TASK INPUT
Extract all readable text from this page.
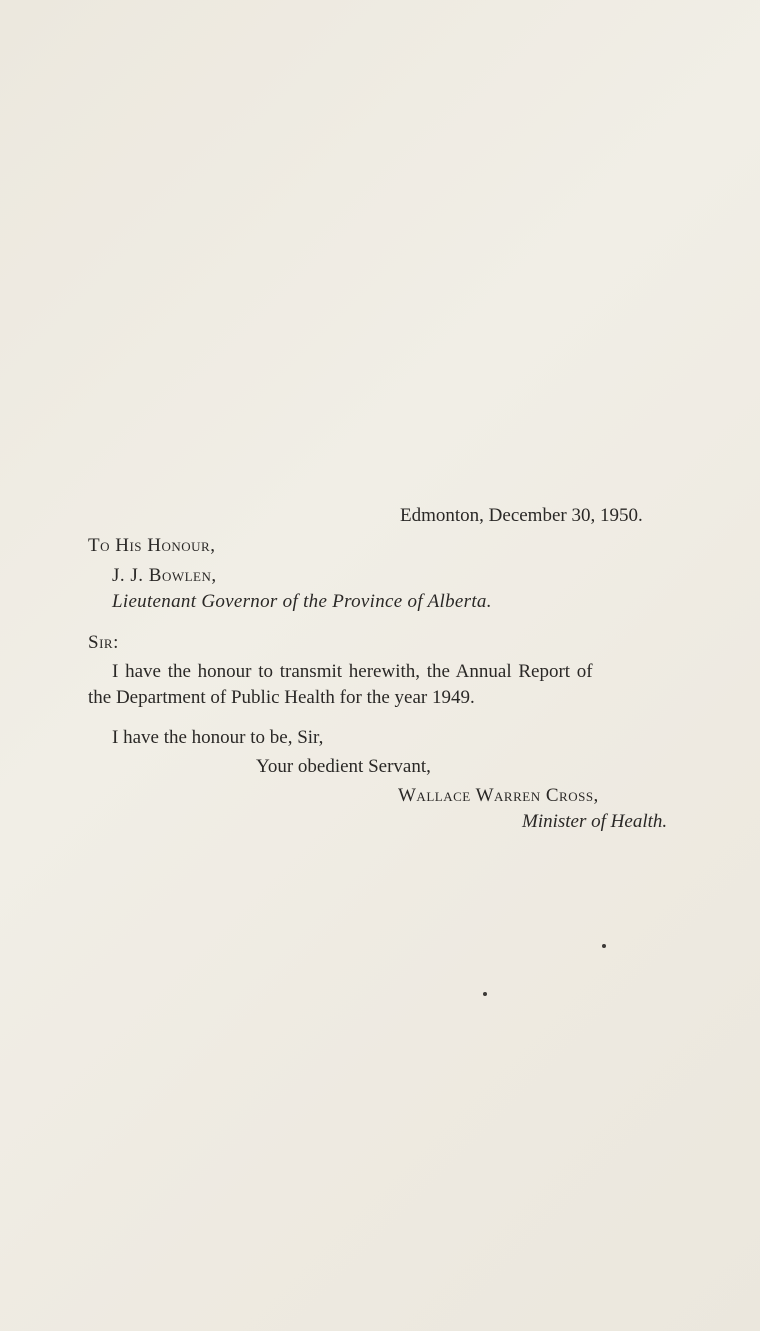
Edmonton, December 30, 1950.
To His Honour,
J. J. Bowlen,
Lieutenant Governor of the Province of Alberta.
Sir:
I have the honour to transmit herewith, the Annual Report of
the Department of Public Health for the year 1949.
I have the honour to be, Sir,
Your obedient Servant,
Wallace Warren Cross,
Minister of Health.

TASK OBJECTIVE
Repeat the material above verbatim, with no pictures in the output.

RESPONSE TO THE EXERCISE
Extract all readable text from this page.
Edmonton, December 30, 1950.
To His Honour,
J. J. Bowlen,
Lieutenant Governor of the Province of Alberta.
Sir:
I have the honour to transmit herewith, the Annual Report of
the Department of Public Health for the year 1949.
I have the honour to be, Sir,
Your obedient Servant,
Wallace Warren Cross,
Minister of Health.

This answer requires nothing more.